## Given problem 1
Reproduce the records verbatim, starting at the line that contains "svg-text:4: 4 <box>69 247 77 261</box>" and continuing to the end of the records, with both the first and last lines included.

## Document passage
Weighted random choice using a string

42 Views Asked by At

I have a weighted hash -

  CHOICES : PROBABILITY

  choice_a: 0.2
  choice_b: 0.7
  choice_c: 0.1

Given a string of arbitrary length, say foobar, how do I map it to one of these choices with their respective probabilities, and make the selection reproducible?

Say, if string foobar maps to choice_a the first time around, it should do so consistently for all subsequent calls.

The string can be assumed to be alphanumeric if that helps.

A naive approach

One can sum up the numerical value of each character (A = 1, B= 2 ...) and then take a mod with the number of choices.

foobar => (6 + 15 + 15 + 2 + 1 + 18) = 57

57 % 3 = 0 (choice_a)

The problem with this is, the probabilities are divided equally between the choices.

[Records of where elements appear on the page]
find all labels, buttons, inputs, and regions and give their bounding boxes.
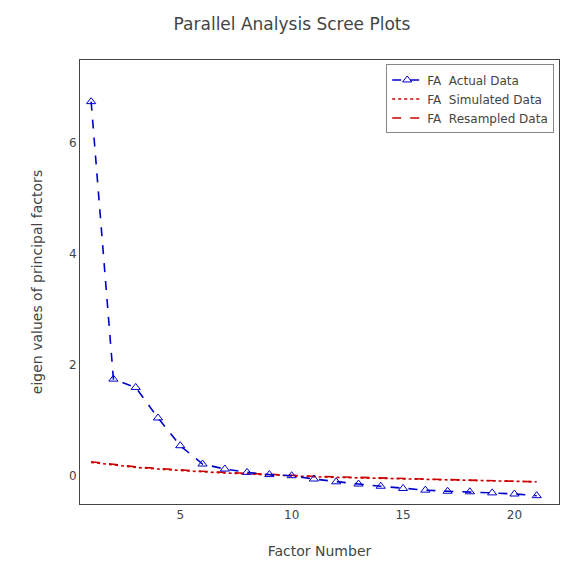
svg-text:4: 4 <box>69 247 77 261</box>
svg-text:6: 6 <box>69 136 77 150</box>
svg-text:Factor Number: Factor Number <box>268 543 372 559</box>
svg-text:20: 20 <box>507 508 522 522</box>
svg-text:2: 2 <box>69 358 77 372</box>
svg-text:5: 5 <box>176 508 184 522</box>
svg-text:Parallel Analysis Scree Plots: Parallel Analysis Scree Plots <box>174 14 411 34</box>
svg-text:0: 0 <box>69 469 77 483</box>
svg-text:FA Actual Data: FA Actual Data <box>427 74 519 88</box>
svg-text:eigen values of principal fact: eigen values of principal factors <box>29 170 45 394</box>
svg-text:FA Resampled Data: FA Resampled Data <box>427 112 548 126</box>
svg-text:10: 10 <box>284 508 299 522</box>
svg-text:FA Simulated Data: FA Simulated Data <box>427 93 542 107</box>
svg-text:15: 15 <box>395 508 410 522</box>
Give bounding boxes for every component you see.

## Given problem 2
Summarize the weighted-choice question in two sentences.

## Correct result 1
svg-text:4: 4 <box>69 247 77 261</box>
svg-text:6: 6 <box>69 136 77 150</box>
svg-text:Factor Number: Factor Number <box>268 543 372 559</box>
svg-text:20: 20 <box>507 508 522 522</box>
svg-text:2: 2 <box>69 358 77 372</box>
svg-text:5: 5 <box>176 508 184 522</box>
svg-text:Parallel Analysis Scree Plots: Parallel Analysis Scree Plots <box>174 14 411 34</box>
svg-text:0: 0 <box>69 469 77 483</box>
svg-text:FA Actual Data: FA Actual Data <box>427 74 519 88</box>
svg-text:eigen values of principal fact: eigen values of principal factors <box>29 170 45 394</box>
svg-text:FA Resampled Data: FA Resampled Data <box>427 112 548 126</box>
svg-text:10: 10 <box>284 508 299 522</box>
svg-text:FA Simulated Data: FA Simulated Data <box>427 93 542 107</box>
svg-text:15: 15 <box>395 508 410 522</box>
Give bounding boxes for every component you see.

## Correct result 2
The question asks how to map a string of arbitrary length, such as foobar, to one of three choices weighted 0.2, 0.7, and 0.1 so that the same string always yields the same choice. A naive approach sums each character's alphabet position and takes the result modulo the number of choices, but it divides the probabilities equally among the choices.